##### Records to use

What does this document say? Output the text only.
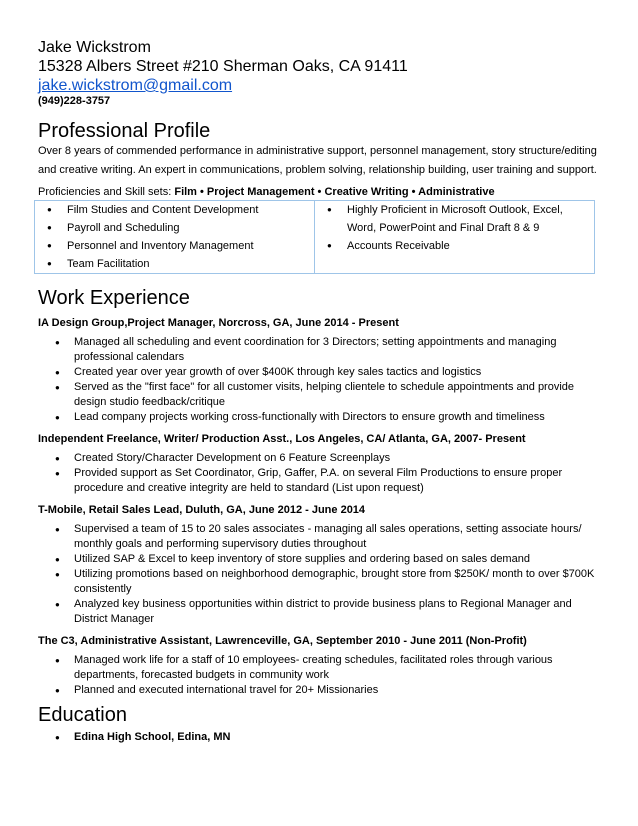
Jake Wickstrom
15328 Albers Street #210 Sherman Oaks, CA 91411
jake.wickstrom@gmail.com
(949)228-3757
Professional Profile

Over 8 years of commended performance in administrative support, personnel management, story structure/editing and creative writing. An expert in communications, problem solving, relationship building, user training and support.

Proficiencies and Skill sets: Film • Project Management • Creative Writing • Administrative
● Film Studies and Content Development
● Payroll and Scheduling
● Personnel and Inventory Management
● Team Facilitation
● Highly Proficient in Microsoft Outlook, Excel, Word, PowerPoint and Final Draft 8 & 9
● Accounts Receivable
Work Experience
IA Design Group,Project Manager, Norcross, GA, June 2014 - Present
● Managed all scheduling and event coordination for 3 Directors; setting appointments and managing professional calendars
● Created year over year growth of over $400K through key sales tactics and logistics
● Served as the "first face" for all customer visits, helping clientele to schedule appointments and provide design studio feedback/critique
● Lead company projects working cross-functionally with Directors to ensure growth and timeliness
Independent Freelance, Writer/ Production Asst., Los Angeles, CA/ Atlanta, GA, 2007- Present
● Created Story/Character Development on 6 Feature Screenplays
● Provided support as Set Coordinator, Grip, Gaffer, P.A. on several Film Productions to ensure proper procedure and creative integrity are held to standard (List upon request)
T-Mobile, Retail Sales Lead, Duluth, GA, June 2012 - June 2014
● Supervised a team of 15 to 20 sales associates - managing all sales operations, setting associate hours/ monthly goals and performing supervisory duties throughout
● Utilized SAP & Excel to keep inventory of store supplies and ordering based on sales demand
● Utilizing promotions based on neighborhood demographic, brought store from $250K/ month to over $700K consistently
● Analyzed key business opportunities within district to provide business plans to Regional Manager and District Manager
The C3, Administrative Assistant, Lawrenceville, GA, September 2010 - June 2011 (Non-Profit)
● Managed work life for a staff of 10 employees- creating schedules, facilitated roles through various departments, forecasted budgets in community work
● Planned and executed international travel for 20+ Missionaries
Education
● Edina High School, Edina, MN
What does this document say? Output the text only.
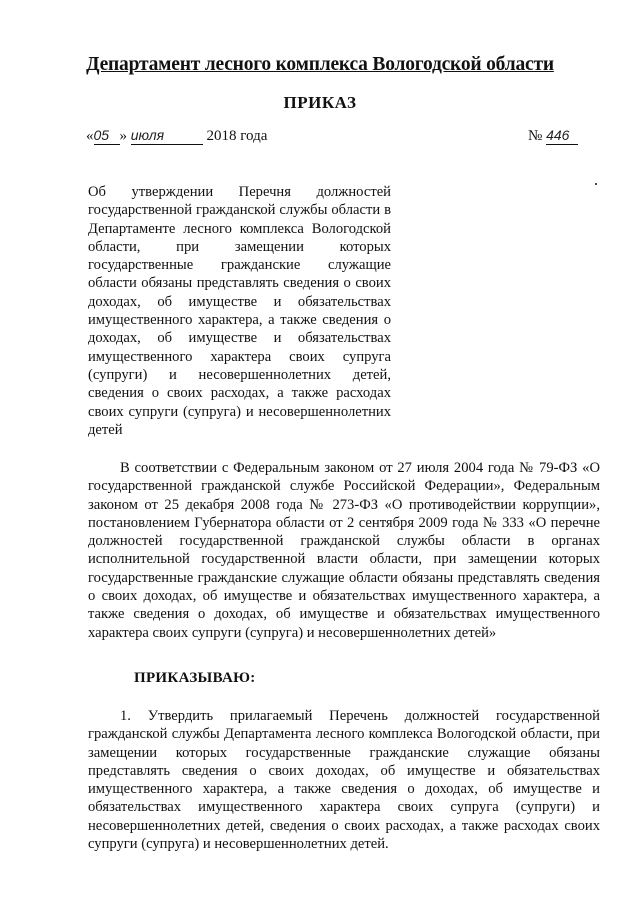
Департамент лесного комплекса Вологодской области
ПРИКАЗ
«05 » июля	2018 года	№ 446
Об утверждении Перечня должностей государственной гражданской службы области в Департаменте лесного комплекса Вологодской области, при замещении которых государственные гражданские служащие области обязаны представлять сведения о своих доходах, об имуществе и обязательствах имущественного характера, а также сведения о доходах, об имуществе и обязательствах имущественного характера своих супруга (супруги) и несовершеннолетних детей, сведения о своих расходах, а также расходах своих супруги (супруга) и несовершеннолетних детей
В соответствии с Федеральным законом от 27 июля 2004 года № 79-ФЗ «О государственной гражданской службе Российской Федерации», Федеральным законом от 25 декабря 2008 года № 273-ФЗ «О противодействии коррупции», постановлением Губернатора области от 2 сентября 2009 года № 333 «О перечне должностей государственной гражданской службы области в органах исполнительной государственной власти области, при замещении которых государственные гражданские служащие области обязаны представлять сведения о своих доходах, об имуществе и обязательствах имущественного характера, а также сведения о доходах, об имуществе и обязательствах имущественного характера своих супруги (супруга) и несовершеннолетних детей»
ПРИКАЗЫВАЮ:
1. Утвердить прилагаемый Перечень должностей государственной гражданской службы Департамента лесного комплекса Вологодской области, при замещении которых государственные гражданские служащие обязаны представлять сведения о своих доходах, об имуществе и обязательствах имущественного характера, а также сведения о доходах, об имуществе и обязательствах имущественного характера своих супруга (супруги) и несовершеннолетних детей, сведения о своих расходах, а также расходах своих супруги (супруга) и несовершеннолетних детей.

##########
##### Records to use

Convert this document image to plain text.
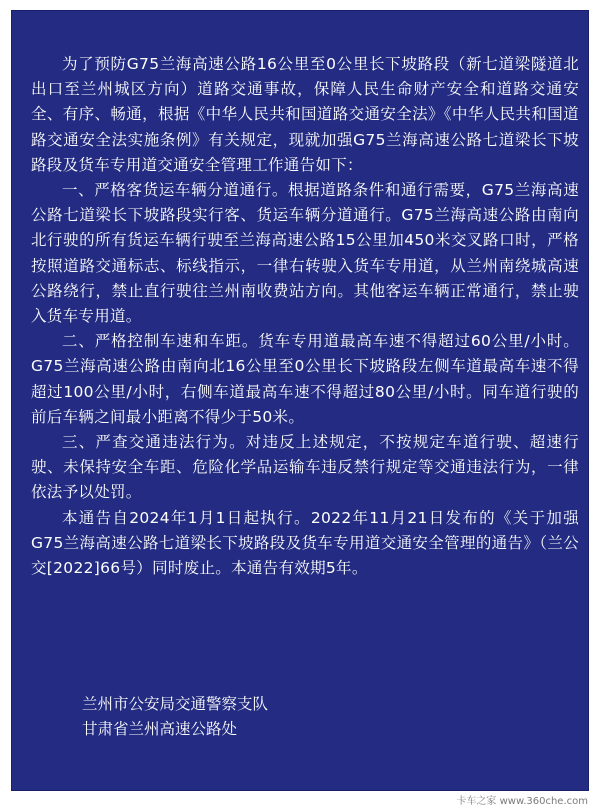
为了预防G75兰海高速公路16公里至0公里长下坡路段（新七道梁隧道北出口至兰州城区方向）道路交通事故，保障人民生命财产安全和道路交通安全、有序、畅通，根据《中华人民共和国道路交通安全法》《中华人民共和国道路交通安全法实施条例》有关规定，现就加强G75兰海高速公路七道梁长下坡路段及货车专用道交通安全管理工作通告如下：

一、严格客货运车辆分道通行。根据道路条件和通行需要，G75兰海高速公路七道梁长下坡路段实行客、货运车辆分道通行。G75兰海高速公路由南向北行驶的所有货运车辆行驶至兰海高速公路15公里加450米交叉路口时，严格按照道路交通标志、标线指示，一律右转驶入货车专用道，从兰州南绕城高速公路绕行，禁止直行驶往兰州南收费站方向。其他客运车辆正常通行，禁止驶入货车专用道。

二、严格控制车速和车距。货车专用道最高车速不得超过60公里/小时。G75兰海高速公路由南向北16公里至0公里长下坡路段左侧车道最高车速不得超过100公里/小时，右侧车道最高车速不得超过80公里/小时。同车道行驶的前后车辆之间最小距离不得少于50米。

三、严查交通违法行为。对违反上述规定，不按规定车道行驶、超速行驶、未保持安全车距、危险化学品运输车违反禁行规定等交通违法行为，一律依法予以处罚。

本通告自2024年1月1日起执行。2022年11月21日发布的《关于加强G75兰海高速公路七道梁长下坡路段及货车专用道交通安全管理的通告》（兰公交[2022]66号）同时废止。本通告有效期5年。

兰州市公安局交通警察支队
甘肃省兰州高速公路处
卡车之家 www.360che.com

##########

— Exercise objective —
Write out every line of the listing that holds the word "Directors".

— Task result —
● Managed all scheduling and event coordination for 3 Directors; setting appointments and managing professional calendars
● Lead company projects working cross-functionally with Directors to ensure growth and timeliness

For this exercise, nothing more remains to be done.